Records from a data source:
_ _ _
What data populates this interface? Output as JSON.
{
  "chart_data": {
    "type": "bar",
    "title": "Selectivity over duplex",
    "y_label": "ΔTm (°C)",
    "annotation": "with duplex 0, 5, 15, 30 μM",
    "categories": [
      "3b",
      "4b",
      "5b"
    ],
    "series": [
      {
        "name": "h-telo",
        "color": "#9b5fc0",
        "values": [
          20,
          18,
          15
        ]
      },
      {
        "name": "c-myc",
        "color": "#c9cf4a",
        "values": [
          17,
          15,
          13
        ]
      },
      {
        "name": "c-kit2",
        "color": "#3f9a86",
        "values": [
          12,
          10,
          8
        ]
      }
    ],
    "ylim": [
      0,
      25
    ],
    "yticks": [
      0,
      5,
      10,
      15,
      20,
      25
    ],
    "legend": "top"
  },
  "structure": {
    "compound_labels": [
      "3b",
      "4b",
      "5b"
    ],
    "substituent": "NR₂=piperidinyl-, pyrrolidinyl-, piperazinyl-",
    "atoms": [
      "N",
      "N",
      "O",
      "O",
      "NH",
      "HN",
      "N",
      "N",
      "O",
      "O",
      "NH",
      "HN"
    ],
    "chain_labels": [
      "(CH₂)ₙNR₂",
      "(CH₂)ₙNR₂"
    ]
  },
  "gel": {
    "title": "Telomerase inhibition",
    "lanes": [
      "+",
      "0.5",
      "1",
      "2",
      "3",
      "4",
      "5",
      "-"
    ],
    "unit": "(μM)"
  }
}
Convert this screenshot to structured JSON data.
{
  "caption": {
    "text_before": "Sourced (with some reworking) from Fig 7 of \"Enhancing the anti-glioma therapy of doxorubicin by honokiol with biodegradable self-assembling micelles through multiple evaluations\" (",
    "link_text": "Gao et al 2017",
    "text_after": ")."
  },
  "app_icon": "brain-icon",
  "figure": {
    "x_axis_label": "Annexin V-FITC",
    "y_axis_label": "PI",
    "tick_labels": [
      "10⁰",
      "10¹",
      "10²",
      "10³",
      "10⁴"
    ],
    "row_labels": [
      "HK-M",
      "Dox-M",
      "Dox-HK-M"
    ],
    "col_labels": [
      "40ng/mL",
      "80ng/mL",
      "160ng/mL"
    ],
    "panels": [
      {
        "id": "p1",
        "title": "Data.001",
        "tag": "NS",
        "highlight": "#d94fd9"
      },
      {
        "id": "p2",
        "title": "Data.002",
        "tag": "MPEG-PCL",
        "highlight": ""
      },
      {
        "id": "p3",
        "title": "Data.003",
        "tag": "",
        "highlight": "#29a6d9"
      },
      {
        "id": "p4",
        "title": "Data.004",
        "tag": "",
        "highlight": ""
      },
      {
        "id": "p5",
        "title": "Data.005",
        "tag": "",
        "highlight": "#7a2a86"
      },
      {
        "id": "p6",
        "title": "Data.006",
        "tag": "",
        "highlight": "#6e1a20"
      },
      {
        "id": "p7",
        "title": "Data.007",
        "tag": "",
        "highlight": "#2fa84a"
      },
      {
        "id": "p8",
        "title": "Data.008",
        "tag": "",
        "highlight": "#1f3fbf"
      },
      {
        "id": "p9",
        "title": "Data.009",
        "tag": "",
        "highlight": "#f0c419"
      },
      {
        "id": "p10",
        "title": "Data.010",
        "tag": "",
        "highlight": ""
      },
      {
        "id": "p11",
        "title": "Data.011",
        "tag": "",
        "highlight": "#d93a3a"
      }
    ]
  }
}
_ _ _
Task prompt: Using the data above, reproduce every line exactly.

Answer for the task:
What data populates this interface? Output as JSON.
{
  "chart_data": {
    "type": "bar",
    "title": "Selectivity over duplex",
    "y_label": "ΔTm (°C)",
    "annotation": "with duplex 0, 5, 15, 30 μM",
    "categories": [
      "3b",
      "4b",
      "5b"
    ],
    "series": [
      {
        "name": "h-telo",
        "color": "#9b5fc0",
        "values": [
          20,
          18,
          15
        ]
      },
      {
        "name": "c-myc",
        "color": "#c9cf4a",
        "values": [
          17,
          15,
          13
        ]
      },
      {
        "name": "c-kit2",
        "color": "#3f9a86",
        "values": [
          12,
          10,
          8
        ]
      }
    ],
    "ylim": [
      0,
      25
    ],
    "yticks": [
      0,
      5,
      10,
      15,
      20,
      25
    ],
    "legend": "top"
  },
  "structure": {
    "compound_labels": [
      "3b",
      "4b",
      "5b"
    ],
    "substituent": "NR₂=piperidinyl-, pyrrolidinyl-, piperazinyl-",
    "atoms": [
      "N",
      "N",
      "O",
      "O",
      "NH",
      "HN",
      "N",
      "N",
      "O",
      "O",
      "NH",
      "HN"
    ],
    "chain_labels": [
      "(CH₂)ₙNR₂",
      "(CH₂)ₙNR₂"
    ]
  },
  "gel": {
    "title": "Telomerase inhibition",
    "lanes": [
      "+",
      "0.5",
      "1",
      "2",
      "3",
      "4",
      "5",
      "-"
    ],
    "unit": "(μM)"
  }
}
Convert this screenshot to structured JSON data.
{
  "caption": {
    "text_before": "Sourced (with some reworking) from Fig 7 of \"Enhancing the anti-glioma therapy of doxorubicin by honokiol with biodegradable self-assembling micelles through multiple evaluations\" (",
    "link_text": "Gao et al 2017",
    "text_after": ")."
  },
  "app_icon": "brain-icon",
  "figure": {
    "x_axis_label": "Annexin V-FITC",
    "y_axis_label": "PI",
    "tick_labels": [
      "10⁰",
      "10¹",
      "10²",
      "10³",
      "10⁴"
    ],
    "row_labels": [
      "HK-M",
      "Dox-M",
      "Dox-HK-M"
    ],
    "col_labels": [
      "40ng/mL",
      "80ng/mL",
      "160ng/mL"
    ],
    "panels": [
      {
        "id": "p1",
        "title": "Data.001",
        "tag": "NS",
        "highlight": "#d94fd9"
      },
      {
        "id": "p2",
        "title": "Data.002",
        "tag": "MPEG-PCL",
        "highlight": ""
      },
      {
        "id": "p3",
        "title": "Data.003",
        "tag": "",
        "highlight": "#29a6d9"
      },
      {
        "id": "p4",
        "title": "Data.004",
        "tag": "",
        "highlight": ""
      },
      {
        "id": "p5",
        "title": "Data.005",
        "tag": "",
        "highlight": "#7a2a86"
      },
      {
        "id": "p6",
        "title": "Data.006",
        "tag": "",
        "highlight": "#6e1a20"
      },
      {
        "id": "p7",
        "title": "Data.007",
        "tag": "",
        "highlight": "#2fa84a"
      },
      {
        "id": "p8",
        "title": "Data.008",
        "tag": "",
        "highlight": "#1f3fbf"
      },
      {
        "id": "p9",
        "title": "Data.009",
        "tag": "",
        "highlight": "#f0c419"
      },
      {
        "id": "p10",
        "title": "Data.010",
        "tag": "",
        "highlight": ""
      },
      {
        "id": "p11",
        "title": "Data.011",
        "tag": "",
        "highlight": "#d93a3a"
      }
    ]
  }
}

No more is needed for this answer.